RECORDS FOR THE TASK:
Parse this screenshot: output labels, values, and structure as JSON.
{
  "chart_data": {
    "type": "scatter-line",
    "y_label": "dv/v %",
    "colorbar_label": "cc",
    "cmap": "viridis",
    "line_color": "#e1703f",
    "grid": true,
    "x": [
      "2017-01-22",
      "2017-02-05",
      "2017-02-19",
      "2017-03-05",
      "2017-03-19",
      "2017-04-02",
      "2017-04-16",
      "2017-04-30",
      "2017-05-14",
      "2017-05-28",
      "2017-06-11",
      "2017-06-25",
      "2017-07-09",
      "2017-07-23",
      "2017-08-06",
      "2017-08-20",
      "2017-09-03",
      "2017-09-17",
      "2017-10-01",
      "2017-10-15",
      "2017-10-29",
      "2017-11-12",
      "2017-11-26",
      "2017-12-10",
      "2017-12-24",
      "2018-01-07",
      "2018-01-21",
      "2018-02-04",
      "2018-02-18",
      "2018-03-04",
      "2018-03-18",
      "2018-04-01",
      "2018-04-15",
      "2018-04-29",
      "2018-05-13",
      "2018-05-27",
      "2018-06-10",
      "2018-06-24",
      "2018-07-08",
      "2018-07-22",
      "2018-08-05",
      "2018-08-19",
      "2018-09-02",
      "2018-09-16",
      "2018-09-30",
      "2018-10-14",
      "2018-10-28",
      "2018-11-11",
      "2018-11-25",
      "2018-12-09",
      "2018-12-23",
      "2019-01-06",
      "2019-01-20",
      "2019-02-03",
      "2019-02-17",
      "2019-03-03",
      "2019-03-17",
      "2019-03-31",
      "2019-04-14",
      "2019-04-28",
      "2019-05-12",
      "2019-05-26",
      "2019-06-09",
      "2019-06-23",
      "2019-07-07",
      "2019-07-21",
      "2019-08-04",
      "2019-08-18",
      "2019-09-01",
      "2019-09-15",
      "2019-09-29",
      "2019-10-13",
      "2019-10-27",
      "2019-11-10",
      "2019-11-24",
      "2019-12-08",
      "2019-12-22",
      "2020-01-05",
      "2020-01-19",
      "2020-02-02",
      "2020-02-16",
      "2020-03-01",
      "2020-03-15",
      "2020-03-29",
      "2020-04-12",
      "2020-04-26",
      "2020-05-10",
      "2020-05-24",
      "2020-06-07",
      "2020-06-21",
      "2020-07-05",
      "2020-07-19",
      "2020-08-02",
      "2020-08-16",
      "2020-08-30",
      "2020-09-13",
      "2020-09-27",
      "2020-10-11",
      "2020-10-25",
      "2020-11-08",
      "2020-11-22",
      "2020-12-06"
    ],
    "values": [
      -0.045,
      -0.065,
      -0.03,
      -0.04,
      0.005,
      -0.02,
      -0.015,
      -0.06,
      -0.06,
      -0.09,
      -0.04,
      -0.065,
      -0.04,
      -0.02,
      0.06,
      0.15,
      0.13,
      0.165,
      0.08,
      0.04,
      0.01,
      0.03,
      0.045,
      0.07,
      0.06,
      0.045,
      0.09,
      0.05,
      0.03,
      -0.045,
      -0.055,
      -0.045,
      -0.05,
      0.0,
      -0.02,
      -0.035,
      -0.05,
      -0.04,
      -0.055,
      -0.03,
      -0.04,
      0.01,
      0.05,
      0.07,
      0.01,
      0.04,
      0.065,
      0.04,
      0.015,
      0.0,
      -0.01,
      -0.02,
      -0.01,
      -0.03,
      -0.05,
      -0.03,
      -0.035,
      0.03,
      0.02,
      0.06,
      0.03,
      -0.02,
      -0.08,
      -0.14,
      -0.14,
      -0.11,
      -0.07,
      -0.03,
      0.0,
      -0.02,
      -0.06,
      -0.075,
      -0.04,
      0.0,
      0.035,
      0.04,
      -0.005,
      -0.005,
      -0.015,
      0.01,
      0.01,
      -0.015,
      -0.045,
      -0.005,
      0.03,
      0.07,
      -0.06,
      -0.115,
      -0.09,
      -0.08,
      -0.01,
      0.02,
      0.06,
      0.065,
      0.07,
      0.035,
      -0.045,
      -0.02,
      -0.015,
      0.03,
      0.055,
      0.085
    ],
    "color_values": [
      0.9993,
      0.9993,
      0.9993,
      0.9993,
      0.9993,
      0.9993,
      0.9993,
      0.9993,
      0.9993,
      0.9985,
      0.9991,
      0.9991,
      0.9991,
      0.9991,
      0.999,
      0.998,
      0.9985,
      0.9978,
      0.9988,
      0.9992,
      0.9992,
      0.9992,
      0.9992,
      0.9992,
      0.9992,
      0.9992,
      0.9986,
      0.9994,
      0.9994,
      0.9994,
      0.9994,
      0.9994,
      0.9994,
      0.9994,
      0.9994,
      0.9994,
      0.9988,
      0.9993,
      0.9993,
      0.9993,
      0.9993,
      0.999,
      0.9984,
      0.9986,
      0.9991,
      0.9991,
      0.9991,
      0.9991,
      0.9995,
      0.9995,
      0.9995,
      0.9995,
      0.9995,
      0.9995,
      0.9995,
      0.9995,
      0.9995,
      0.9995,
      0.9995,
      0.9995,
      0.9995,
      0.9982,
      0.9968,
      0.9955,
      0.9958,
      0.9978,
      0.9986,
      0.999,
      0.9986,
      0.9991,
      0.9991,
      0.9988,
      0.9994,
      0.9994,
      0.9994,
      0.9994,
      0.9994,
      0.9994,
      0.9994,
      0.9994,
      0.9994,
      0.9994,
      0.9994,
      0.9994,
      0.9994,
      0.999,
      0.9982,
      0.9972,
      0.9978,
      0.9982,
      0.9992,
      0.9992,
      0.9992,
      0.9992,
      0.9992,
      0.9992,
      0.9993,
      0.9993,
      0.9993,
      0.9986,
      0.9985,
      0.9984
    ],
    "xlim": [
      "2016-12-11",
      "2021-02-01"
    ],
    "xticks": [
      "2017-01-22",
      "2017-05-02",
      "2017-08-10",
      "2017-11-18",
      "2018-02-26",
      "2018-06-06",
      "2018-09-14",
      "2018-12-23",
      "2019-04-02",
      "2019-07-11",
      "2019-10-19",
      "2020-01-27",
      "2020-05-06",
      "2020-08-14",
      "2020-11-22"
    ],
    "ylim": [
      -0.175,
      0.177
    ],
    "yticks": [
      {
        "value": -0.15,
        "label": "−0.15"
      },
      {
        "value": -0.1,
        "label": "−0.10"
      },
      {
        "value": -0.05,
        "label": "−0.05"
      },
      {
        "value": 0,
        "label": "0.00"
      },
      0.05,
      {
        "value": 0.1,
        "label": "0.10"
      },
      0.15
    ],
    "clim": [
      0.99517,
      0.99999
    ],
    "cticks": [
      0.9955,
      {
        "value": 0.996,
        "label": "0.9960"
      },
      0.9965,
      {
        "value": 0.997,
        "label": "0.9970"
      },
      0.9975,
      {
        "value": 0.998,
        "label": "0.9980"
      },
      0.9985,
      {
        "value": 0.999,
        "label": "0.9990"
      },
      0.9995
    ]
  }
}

WRITTEN INSTRUCTION: Output the data above exactly, please, line for line.

THE COMPLETED TASK:
Parse this screenshot: output labels, values, and structure as JSON.
{
  "chart_data": {
    "type": "scatter-line",
    "y_label": "dv/v %",
    "colorbar_label": "cc",
    "cmap": "viridis",
    "line_color": "#e1703f",
    "grid": true,
    "x": [
      "2017-01-22",
      "2017-02-05",
      "2017-02-19",
      "2017-03-05",
      "2017-03-19",
      "2017-04-02",
      "2017-04-16",
      "2017-04-30",
      "2017-05-14",
      "2017-05-28",
      "2017-06-11",
      "2017-06-25",
      "2017-07-09",
      "2017-07-23",
      "2017-08-06",
      "2017-08-20",
      "2017-09-03",
      "2017-09-17",
      "2017-10-01",
      "2017-10-15",
      "2017-10-29",
      "2017-11-12",
      "2017-11-26",
      "2017-12-10",
      "2017-12-24",
      "2018-01-07",
      "2018-01-21",
      "2018-02-04",
      "2018-02-18",
      "2018-03-04",
      "2018-03-18",
      "2018-04-01",
      "2018-04-15",
      "2018-04-29",
      "2018-05-13",
      "2018-05-27",
      "2018-06-10",
      "2018-06-24",
      "2018-07-08",
      "2018-07-22",
      "2018-08-05",
      "2018-08-19",
      "2018-09-02",
      "2018-09-16",
      "2018-09-30",
      "2018-10-14",
      "2018-10-28",
      "2018-11-11",
      "2018-11-25",
      "2018-12-09",
      "2018-12-23",
      "2019-01-06",
      "2019-01-20",
      "2019-02-03",
      "2019-02-17",
      "2019-03-03",
      "2019-03-17",
      "2019-03-31",
      "2019-04-14",
      "2019-04-28",
      "2019-05-12",
      "2019-05-26",
      "2019-06-09",
      "2019-06-23",
      "2019-07-07",
      "2019-07-21",
      "2019-08-04",
      "2019-08-18",
      "2019-09-01",
      "2019-09-15",
      "2019-09-29",
      "2019-10-13",
      "2019-10-27",
      "2019-11-10",
      "2019-11-24",
      "2019-12-08",
      "2019-12-22",
      "2020-01-05",
      "2020-01-19",
      "2020-02-02",
      "2020-02-16",
      "2020-03-01",
      "2020-03-15",
      "2020-03-29",
      "2020-04-12",
      "2020-04-26",
      "2020-05-10",
      "2020-05-24",
      "2020-06-07",
      "2020-06-21",
      "2020-07-05",
      "2020-07-19",
      "2020-08-02",
      "2020-08-16",
      "2020-08-30",
      "2020-09-13",
      "2020-09-27",
      "2020-10-11",
      "2020-10-25",
      "2020-11-08",
      "2020-11-22",
      "2020-12-06"
    ],
    "values": [
      -0.045,
      -0.065,
      -0.03,
      -0.04,
      0.005,
      -0.02,
      -0.015,
      -0.06,
      -0.06,
      -0.09,
      -0.04,
      -0.065,
      -0.04,
      -0.02,
      0.06,
      0.15,
      0.13,
      0.165,
      0.08,
      0.04,
      0.01,
      0.03,
      0.045,
      0.07,
      0.06,
      0.045,
      0.09,
      0.05,
      0.03,
      -0.045,
      -0.055,
      -0.045,
      -0.05,
      0.0,
      -0.02,
      -0.035,
      -0.05,
      -0.04,
      -0.055,
      -0.03,
      -0.04,
      0.01,
      0.05,
      0.07,
      0.01,
      0.04,
      0.065,
      0.04,
      0.015,
      0.0,
      -0.01,
      -0.02,
      -0.01,
      -0.03,
      -0.05,
      -0.03,
      -0.035,
      0.03,
      0.02,
      0.06,
      0.03,
      -0.02,
      -0.08,
      -0.14,
      -0.14,
      -0.11,
      -0.07,
      -0.03,
      0.0,
      -0.02,
      -0.06,
      -0.075,
      -0.04,
      0.0,
      0.035,
      0.04,
      -0.005,
      -0.005,
      -0.015,
      0.01,
      0.01,
      -0.015,
      -0.045,
      -0.005,
      0.03,
      0.07,
      -0.06,
      -0.115,
      -0.09,
      -0.08,
      -0.01,
      0.02,
      0.06,
      0.065,
      0.07,
      0.035,
      -0.045,
      -0.02,
      -0.015,
      0.03,
      0.055,
      0.085
    ],
    "color_values": [
      0.9993,
      0.9993,
      0.9993,
      0.9993,
      0.9993,
      0.9993,
      0.9993,
      0.9993,
      0.9993,
      0.9985,
      0.9991,
      0.9991,
      0.9991,
      0.9991,
      0.999,
      0.998,
      0.9985,
      0.9978,
      0.9988,
      0.9992,
      0.9992,
      0.9992,
      0.9992,
      0.9992,
      0.9992,
      0.9992,
      0.9986,
      0.9994,
      0.9994,
      0.9994,
      0.9994,
      0.9994,
      0.9994,
      0.9994,
      0.9994,
      0.9994,
      0.9988,
      0.9993,
      0.9993,
      0.9993,
      0.9993,
      0.999,
      0.9984,
      0.9986,
      0.9991,
      0.9991,
      0.9991,
      0.9991,
      0.9995,
      0.9995,
      0.9995,
      0.9995,
      0.9995,
      0.9995,
      0.9995,
      0.9995,
      0.9995,
      0.9995,
      0.9995,
      0.9995,
      0.9995,
      0.9982,
      0.9968,
      0.9955,
      0.9958,
      0.9978,
      0.9986,
      0.999,
      0.9986,
      0.9991,
      0.9991,
      0.9988,
      0.9994,
      0.9994,
      0.9994,
      0.9994,
      0.9994,
      0.9994,
      0.9994,
      0.9994,
      0.9994,
      0.9994,
      0.9994,
      0.9994,
      0.9994,
      0.999,
      0.9982,
      0.9972,
      0.9978,
      0.9982,
      0.9992,
      0.9992,
      0.9992,
      0.9992,
      0.9992,
      0.9992,
      0.9993,
      0.9993,
      0.9993,
      0.9986,
      0.9985,
      0.9984
    ],
    "xlim": [
      "2016-12-11",
      "2021-02-01"
    ],
    "xticks": [
      "2017-01-22",
      "2017-05-02",
      "2017-08-10",
      "2017-11-18",
      "2018-02-26",
      "2018-06-06",
      "2018-09-14",
      "2018-12-23",
      "2019-04-02",
      "2019-07-11",
      "2019-10-19",
      "2020-01-27",
      "2020-05-06",
      "2020-08-14",
      "2020-11-22"
    ],
    "ylim": [
      -0.175,
      0.177
    ],
    "yticks": [
      {
        "value": -0.15,
        "label": "−0.15"
      },
      {
        "value": -0.1,
        "label": "−0.10"
      },
      {
        "value": -0.05,
        "label": "−0.05"
      },
      {
        "value": 0,
        "label": "0.00"
      },
      0.05,
      {
        "value": 0.1,
        "label": "0.10"
      },
      0.15
    ],
    "clim": [
      0.99517,
      0.99999
    ],
    "cticks": [
      0.9955,
      {
        "value": 0.996,
        "label": "0.9960"
      },
      0.9965,
      {
        "value": 0.997,
        "label": "0.9970"
      },
      0.9975,
      {
        "value": 0.998,
        "label": "0.9980"
      },
      0.9985,
      {
        "value": 0.999,
        "label": "0.9990"
      },
      0.9995
    ]
  }
}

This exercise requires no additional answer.